** Exercise prompt **
Select from the data all lines with the word "structured".

** Data shown **

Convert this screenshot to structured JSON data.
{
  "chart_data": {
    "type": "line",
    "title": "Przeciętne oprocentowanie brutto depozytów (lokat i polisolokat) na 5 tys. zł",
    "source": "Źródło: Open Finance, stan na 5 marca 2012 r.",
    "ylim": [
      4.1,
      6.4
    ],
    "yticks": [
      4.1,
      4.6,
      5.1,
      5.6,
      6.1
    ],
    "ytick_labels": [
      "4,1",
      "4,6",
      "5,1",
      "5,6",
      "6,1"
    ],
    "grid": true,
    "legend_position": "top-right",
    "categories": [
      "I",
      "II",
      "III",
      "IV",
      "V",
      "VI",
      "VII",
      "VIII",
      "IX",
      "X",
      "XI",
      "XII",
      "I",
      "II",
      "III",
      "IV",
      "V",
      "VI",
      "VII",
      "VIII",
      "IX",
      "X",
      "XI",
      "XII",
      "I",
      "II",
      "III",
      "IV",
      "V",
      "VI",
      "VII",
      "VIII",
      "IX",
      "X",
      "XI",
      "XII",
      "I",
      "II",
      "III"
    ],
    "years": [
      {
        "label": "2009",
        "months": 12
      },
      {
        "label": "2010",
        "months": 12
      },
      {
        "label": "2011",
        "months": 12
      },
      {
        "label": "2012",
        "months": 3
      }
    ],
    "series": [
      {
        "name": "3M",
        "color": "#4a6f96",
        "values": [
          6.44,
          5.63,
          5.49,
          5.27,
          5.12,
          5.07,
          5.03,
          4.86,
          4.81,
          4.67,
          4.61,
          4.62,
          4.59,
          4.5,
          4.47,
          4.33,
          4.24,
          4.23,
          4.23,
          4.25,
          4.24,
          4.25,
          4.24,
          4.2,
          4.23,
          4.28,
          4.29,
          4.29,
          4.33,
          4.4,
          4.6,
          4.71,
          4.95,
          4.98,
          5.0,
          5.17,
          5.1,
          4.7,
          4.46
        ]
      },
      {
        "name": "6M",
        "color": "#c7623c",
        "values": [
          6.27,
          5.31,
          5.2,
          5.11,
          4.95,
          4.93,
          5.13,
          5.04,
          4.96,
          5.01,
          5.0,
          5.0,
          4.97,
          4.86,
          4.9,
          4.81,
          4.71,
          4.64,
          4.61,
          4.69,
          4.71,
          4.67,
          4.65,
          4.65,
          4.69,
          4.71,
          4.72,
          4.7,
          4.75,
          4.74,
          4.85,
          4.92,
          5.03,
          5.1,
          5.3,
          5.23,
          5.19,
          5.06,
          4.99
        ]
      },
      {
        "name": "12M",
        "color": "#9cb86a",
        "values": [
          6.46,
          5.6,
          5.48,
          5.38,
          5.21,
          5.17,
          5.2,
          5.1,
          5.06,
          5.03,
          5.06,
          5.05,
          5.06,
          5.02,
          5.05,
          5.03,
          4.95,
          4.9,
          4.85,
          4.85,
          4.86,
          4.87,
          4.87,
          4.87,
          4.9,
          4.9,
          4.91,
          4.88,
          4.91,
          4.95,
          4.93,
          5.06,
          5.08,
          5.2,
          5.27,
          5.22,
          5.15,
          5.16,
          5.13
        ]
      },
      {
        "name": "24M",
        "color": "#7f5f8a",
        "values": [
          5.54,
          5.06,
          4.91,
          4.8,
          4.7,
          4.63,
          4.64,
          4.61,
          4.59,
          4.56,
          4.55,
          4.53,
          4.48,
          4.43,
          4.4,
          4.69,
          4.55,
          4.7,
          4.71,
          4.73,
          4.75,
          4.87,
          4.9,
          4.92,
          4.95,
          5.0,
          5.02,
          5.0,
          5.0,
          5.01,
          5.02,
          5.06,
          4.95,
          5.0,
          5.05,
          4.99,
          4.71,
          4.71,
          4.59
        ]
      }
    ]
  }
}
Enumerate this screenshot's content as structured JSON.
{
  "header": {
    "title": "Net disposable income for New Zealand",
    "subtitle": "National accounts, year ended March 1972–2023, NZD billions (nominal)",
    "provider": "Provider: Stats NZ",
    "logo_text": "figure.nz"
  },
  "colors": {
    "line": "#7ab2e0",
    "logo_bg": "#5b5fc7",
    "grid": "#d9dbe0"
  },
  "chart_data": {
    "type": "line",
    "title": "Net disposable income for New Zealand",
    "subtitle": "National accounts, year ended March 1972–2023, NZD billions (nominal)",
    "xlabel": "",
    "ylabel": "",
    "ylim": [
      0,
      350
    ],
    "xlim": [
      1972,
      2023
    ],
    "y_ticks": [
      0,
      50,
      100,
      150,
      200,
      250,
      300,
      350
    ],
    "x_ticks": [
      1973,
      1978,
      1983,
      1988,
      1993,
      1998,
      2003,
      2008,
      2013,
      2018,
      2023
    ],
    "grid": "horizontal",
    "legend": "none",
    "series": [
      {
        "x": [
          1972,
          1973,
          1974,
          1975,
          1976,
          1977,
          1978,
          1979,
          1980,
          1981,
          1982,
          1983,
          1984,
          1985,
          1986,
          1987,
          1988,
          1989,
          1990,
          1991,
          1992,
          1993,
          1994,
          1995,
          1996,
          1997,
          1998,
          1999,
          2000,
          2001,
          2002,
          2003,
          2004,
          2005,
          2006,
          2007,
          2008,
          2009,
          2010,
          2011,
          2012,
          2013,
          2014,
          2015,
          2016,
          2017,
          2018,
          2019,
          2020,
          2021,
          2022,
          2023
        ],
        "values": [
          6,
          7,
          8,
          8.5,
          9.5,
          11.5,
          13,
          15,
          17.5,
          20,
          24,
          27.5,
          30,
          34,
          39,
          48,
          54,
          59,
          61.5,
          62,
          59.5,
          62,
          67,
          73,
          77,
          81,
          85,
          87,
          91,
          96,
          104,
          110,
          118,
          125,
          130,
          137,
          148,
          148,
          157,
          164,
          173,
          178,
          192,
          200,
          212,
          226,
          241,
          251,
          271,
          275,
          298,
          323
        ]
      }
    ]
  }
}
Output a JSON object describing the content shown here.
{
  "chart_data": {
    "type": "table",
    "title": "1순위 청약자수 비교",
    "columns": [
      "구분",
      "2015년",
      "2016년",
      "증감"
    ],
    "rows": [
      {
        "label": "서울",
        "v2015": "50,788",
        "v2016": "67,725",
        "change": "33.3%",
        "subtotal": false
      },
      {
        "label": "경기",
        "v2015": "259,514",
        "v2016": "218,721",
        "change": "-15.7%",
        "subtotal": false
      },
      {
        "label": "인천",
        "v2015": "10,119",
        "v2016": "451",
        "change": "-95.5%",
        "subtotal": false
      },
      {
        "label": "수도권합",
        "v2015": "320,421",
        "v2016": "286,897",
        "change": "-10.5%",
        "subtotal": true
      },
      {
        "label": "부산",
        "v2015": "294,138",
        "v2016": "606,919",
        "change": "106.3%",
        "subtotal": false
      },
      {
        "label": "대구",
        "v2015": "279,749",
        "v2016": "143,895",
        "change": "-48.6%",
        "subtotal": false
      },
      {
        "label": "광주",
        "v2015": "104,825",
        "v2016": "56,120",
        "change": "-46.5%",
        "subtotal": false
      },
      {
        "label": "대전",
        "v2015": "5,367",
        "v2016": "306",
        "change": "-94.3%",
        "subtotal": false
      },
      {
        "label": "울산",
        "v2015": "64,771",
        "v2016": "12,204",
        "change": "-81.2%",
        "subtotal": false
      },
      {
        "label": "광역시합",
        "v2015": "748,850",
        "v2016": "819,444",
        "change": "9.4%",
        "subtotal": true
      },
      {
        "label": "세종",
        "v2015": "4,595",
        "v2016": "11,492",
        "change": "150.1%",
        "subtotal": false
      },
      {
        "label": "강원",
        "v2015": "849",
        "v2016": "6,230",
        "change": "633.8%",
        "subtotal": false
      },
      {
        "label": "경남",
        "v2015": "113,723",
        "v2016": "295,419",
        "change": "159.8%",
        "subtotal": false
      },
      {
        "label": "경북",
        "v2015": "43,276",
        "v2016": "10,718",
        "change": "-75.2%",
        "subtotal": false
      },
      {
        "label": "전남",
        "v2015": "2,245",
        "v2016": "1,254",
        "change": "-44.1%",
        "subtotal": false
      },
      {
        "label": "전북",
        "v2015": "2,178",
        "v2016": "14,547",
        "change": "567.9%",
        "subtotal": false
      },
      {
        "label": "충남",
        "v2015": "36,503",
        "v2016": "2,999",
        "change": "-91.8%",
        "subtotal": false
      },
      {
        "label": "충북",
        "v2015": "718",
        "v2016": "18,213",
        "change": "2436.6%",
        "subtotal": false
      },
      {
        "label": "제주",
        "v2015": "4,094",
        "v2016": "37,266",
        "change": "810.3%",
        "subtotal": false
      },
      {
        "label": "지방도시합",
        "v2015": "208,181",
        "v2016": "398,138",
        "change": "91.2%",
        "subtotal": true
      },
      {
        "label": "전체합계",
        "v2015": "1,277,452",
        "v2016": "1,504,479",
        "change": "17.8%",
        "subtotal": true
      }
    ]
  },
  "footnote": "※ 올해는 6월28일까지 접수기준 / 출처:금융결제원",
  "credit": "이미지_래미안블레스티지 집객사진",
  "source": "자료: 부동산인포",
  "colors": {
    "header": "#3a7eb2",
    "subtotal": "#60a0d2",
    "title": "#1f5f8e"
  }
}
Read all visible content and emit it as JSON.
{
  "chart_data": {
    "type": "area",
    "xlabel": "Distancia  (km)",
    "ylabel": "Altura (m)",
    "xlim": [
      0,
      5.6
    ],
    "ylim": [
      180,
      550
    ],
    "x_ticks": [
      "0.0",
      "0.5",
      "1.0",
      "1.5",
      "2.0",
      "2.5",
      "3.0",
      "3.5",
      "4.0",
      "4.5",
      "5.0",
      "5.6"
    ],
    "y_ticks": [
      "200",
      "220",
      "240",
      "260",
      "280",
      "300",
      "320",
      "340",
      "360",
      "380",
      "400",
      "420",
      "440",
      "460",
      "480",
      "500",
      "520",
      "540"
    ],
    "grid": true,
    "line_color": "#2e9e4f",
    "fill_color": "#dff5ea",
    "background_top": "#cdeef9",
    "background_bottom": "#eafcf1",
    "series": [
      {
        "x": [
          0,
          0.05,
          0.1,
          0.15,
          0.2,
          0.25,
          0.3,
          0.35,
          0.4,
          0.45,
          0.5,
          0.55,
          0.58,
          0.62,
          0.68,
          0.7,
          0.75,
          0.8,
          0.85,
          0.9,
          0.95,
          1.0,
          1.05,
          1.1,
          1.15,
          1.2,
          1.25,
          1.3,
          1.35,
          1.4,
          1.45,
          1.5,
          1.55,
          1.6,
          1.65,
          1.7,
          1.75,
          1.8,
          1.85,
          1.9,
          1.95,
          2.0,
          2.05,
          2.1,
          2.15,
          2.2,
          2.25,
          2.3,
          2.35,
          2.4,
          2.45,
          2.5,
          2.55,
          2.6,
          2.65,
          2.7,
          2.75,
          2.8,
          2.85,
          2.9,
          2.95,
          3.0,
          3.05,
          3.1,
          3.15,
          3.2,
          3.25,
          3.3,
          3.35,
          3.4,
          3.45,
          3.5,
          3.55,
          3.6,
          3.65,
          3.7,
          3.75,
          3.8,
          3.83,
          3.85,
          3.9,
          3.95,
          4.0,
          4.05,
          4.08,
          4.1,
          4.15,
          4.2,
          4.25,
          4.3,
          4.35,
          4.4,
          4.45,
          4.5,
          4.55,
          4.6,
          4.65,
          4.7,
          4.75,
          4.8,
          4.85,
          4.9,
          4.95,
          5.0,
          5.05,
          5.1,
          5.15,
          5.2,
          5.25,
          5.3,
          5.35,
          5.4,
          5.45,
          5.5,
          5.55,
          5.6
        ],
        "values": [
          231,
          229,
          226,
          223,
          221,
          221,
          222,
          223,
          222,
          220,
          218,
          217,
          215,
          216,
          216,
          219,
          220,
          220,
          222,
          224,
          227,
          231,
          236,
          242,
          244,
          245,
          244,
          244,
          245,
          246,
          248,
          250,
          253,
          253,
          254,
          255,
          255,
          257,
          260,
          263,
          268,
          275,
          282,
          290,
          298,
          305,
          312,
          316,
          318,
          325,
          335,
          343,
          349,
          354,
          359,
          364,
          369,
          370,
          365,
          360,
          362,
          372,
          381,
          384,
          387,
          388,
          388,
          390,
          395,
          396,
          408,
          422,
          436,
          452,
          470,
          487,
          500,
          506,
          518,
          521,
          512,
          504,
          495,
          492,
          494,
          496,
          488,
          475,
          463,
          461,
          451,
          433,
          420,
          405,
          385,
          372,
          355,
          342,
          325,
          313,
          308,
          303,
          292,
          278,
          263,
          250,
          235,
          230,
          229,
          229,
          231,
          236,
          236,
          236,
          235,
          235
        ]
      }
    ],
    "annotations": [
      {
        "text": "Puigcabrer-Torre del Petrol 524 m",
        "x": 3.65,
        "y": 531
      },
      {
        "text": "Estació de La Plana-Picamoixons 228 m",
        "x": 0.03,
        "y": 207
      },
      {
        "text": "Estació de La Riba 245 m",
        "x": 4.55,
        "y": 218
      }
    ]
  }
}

** Result of this task **
Convert this screenshot to structured JSON data.
Enumerate this screenshot's content as structured JSON.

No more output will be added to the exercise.